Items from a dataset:

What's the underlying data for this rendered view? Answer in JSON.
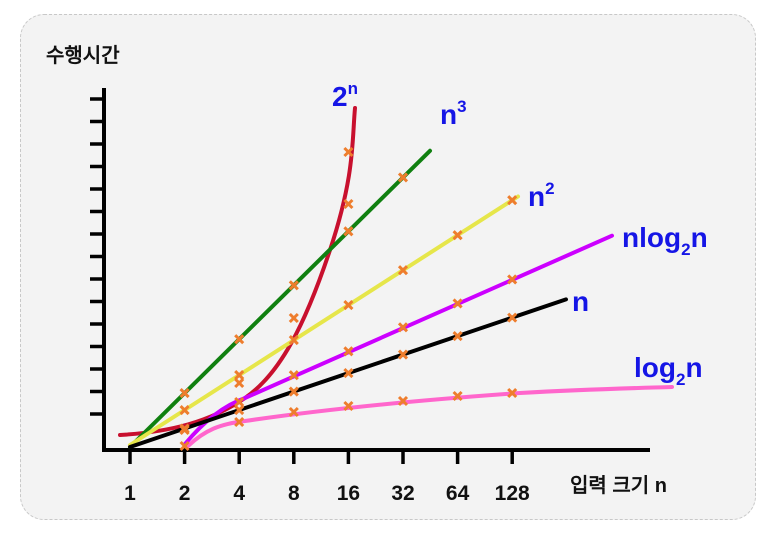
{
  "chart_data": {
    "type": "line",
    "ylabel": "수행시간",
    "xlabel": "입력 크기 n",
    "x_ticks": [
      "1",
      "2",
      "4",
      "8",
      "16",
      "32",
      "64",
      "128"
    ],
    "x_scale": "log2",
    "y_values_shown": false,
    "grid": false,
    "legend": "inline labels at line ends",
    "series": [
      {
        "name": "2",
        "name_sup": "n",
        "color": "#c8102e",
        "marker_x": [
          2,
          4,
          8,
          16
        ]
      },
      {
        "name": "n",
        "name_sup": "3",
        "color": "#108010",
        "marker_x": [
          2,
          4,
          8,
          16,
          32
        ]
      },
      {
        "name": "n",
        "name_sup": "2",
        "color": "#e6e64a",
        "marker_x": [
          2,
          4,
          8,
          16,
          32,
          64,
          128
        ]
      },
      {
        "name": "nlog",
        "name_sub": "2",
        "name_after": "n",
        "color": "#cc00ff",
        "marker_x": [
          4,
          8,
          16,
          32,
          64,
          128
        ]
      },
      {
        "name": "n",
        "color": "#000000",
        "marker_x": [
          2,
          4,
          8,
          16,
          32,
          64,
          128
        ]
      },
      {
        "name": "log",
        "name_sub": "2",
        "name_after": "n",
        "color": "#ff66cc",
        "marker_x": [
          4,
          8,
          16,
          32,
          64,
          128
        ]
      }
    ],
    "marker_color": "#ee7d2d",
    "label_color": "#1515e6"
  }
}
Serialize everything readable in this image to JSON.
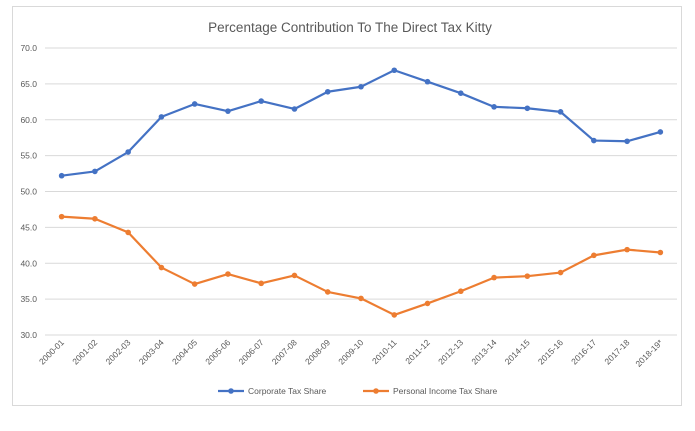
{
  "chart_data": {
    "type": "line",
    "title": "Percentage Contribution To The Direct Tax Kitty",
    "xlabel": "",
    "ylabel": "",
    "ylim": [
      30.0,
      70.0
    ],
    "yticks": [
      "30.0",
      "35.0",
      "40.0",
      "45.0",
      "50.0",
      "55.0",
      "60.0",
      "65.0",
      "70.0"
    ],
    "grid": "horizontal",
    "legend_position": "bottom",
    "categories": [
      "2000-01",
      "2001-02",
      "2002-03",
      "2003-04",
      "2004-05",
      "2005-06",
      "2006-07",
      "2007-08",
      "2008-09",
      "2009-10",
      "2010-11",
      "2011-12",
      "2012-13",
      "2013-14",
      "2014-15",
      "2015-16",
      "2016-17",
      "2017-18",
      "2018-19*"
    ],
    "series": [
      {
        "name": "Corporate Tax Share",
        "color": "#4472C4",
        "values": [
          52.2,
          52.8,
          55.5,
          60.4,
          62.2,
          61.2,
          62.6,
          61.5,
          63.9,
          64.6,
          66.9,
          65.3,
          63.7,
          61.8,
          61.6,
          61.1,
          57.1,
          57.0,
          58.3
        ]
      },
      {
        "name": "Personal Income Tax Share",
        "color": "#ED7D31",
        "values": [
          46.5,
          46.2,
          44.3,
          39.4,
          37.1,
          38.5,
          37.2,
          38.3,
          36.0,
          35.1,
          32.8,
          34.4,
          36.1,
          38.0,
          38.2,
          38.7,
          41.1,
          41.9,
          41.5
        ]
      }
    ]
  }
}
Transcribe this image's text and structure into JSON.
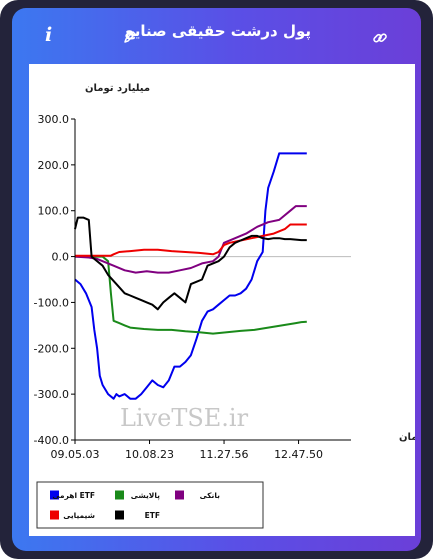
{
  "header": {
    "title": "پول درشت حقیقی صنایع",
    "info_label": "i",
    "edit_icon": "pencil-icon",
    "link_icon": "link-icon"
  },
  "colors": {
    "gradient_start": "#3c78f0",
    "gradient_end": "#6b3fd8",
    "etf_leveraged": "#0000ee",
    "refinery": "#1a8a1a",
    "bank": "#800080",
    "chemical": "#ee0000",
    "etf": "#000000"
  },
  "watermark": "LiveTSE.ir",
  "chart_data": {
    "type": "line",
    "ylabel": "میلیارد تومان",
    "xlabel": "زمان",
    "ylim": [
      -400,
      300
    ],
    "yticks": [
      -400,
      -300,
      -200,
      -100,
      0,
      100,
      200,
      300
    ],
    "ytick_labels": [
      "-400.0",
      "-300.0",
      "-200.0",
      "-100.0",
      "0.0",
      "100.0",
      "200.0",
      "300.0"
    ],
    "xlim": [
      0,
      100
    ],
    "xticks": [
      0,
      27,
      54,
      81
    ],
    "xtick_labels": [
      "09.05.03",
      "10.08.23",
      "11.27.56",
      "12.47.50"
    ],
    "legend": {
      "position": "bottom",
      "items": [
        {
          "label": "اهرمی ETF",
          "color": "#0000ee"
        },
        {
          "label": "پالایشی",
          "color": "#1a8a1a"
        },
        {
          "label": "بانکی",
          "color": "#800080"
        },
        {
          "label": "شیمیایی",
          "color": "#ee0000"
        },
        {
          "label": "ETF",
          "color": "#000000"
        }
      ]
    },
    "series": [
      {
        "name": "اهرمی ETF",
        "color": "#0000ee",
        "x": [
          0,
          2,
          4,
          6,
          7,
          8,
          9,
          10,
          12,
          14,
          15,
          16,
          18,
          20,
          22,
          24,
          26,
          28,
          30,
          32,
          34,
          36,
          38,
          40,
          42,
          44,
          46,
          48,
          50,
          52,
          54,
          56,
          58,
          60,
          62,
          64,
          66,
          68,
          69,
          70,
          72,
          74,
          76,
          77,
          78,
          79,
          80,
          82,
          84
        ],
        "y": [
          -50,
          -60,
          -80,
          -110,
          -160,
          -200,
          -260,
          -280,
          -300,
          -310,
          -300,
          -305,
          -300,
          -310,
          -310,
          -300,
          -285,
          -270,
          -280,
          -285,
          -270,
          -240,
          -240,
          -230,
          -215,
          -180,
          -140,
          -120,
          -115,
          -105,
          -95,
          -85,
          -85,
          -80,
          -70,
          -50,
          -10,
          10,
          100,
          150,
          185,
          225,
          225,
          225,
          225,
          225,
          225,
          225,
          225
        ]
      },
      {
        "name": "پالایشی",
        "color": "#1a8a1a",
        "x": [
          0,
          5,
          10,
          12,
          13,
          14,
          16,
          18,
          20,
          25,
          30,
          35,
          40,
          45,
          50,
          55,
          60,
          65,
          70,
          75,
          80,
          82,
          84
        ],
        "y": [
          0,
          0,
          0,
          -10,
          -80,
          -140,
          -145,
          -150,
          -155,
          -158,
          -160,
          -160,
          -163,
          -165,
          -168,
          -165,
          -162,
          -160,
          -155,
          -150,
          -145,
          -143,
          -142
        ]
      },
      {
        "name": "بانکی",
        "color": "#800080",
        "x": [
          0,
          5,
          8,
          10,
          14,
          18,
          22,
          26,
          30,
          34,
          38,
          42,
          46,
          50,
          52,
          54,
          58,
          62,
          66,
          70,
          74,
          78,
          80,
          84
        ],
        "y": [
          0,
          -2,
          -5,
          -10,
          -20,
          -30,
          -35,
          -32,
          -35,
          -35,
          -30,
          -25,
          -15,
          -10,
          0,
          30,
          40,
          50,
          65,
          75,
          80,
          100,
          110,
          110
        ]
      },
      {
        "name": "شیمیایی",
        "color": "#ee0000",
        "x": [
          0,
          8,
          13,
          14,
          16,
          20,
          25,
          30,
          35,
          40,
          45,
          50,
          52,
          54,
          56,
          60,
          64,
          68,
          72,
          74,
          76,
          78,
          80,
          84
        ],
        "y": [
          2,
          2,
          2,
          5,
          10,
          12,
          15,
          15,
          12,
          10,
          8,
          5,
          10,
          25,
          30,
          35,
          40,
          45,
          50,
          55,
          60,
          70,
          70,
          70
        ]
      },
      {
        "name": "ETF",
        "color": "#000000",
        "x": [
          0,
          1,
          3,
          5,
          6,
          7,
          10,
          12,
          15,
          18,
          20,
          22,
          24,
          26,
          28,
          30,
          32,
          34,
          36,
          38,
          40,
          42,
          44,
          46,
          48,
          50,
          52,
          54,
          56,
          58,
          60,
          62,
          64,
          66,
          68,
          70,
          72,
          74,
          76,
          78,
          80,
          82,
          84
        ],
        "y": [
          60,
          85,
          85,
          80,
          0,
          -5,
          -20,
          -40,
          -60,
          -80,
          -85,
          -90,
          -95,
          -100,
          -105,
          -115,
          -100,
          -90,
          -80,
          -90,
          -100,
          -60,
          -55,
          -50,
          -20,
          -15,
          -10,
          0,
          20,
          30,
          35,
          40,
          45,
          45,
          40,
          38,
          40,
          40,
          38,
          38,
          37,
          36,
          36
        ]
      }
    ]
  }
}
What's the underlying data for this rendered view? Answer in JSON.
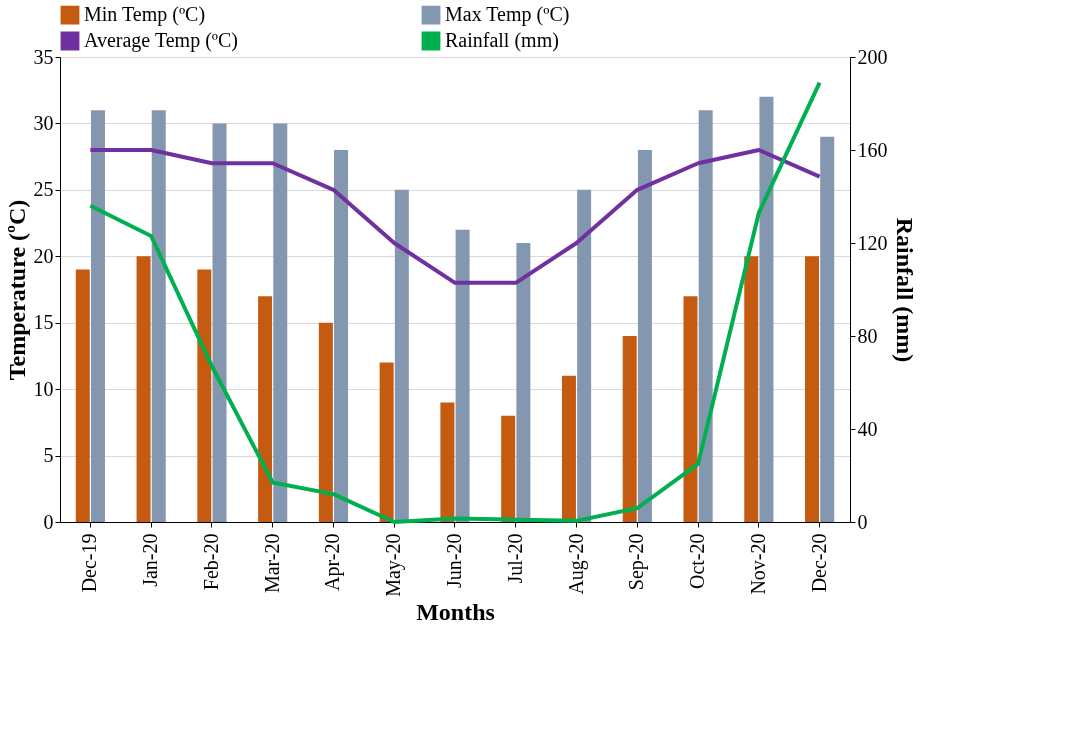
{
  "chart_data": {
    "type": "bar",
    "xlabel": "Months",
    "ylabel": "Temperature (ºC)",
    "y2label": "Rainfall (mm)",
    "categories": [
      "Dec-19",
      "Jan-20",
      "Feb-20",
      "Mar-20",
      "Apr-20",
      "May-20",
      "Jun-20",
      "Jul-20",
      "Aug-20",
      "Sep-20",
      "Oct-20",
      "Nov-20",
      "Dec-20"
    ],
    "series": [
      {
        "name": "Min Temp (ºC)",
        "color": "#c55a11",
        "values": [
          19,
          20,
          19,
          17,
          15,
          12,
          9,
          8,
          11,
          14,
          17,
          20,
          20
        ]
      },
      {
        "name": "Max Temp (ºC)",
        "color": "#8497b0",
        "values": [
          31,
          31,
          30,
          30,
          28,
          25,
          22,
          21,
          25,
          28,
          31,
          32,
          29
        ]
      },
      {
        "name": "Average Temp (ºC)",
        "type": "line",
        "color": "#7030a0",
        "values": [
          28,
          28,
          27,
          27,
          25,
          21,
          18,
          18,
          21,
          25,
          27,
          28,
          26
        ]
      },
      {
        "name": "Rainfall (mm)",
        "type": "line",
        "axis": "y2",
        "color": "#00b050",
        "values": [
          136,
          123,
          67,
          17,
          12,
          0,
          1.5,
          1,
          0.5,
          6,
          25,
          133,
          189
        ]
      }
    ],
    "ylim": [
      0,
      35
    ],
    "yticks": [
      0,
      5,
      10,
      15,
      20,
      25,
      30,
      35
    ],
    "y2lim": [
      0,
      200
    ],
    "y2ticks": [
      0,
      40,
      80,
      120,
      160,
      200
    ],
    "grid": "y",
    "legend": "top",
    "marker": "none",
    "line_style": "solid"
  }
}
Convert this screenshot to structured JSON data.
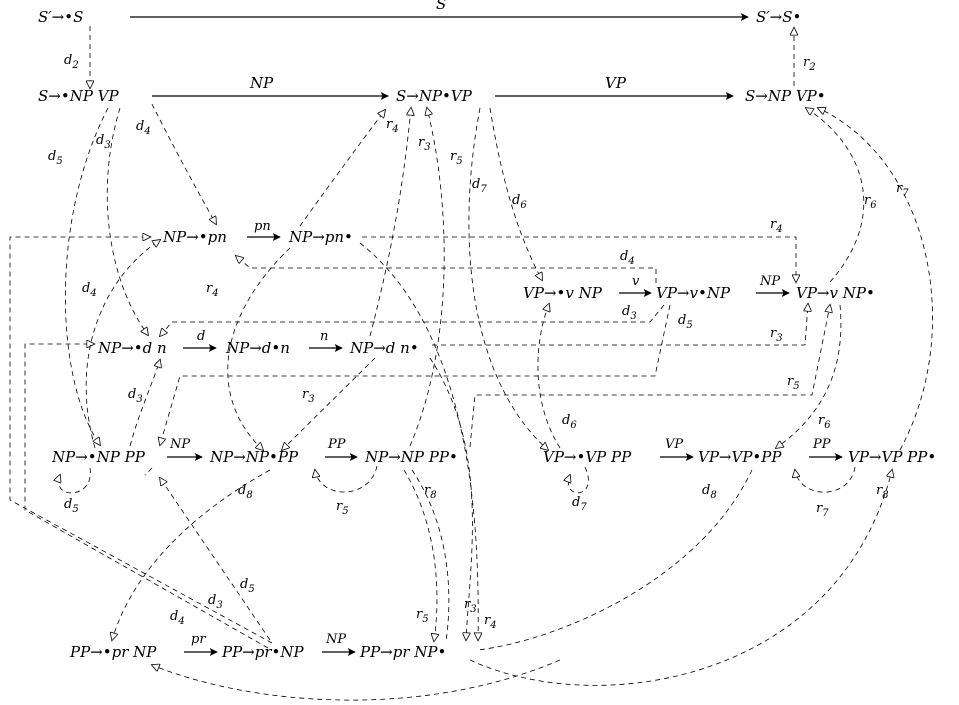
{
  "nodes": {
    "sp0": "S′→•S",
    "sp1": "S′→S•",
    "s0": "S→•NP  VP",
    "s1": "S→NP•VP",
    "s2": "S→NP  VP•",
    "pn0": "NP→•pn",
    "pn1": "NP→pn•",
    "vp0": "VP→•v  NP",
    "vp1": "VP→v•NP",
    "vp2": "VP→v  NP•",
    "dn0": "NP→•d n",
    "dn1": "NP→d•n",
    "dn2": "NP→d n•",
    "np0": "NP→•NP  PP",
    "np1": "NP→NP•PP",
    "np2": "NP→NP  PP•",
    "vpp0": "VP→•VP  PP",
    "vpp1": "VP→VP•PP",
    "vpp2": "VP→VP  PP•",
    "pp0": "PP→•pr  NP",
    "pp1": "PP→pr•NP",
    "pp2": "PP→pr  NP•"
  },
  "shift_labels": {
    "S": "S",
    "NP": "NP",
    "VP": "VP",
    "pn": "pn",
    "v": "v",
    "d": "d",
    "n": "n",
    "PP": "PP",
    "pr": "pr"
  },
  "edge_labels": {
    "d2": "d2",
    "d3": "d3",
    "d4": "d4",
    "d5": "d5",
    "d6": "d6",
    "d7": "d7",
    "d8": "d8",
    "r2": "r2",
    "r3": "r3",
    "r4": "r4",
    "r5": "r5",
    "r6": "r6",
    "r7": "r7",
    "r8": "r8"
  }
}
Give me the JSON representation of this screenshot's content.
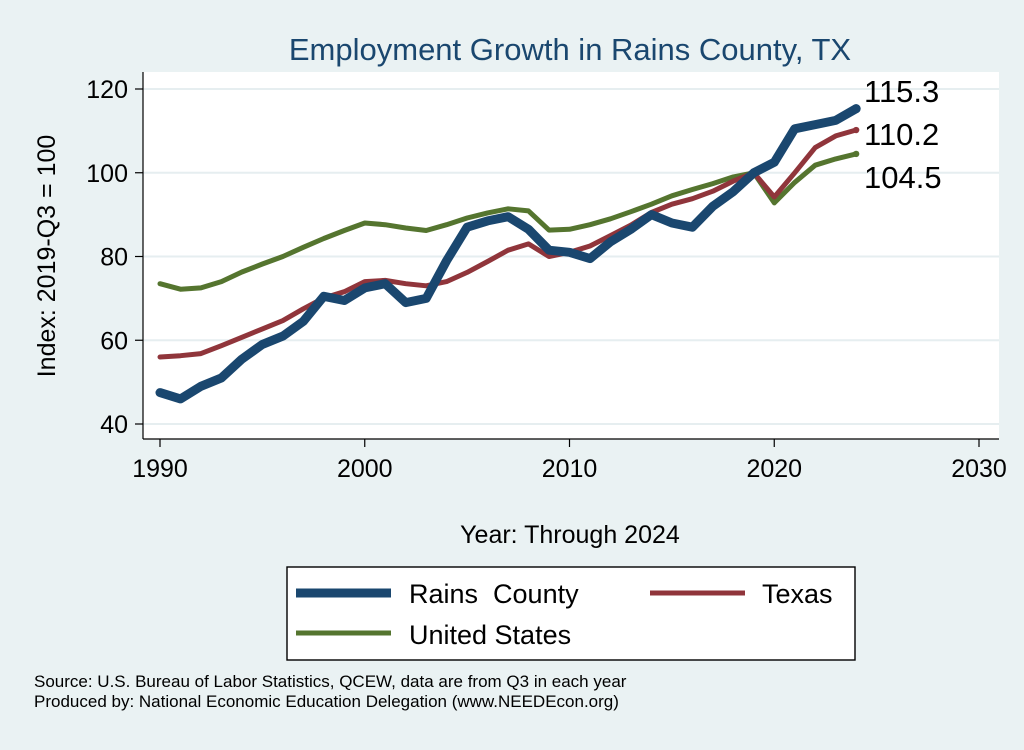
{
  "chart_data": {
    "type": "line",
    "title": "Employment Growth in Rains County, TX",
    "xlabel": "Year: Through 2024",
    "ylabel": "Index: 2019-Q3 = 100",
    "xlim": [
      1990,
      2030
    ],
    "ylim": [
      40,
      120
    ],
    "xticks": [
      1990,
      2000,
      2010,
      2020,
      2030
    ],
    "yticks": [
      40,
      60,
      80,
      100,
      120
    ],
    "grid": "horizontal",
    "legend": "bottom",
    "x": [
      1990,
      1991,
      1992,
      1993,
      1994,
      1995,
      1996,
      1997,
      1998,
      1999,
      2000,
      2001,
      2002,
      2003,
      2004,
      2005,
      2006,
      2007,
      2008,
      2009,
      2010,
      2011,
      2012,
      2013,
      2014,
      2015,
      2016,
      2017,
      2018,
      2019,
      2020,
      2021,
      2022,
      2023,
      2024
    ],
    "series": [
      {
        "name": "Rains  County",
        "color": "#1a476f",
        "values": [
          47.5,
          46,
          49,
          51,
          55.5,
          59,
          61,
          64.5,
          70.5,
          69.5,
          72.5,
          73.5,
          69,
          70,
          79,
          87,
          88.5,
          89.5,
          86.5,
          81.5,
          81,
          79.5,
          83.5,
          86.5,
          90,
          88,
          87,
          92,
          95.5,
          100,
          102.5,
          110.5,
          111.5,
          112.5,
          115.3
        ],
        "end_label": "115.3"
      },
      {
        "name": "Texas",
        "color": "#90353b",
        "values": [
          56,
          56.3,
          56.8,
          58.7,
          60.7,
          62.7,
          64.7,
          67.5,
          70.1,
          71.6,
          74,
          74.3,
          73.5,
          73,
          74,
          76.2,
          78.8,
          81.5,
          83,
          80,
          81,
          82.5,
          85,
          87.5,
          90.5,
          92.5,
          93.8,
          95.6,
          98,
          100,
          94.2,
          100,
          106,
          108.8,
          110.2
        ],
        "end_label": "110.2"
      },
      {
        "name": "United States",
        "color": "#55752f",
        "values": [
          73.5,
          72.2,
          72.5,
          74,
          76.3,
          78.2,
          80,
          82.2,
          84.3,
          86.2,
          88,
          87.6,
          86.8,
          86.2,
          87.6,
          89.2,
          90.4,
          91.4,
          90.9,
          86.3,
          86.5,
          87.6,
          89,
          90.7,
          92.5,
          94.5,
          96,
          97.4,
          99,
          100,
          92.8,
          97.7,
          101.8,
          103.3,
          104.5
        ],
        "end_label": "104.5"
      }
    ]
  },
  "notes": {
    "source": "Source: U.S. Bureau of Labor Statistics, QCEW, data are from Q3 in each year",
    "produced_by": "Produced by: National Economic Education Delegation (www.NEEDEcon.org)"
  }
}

**DIRECTIONS**
Where a line above contains the string "image", copy that line.

**SOLVED EXERCISE**
Serialize everything readable in this image to JSON.
Transcribe this image's text and structure into JSON.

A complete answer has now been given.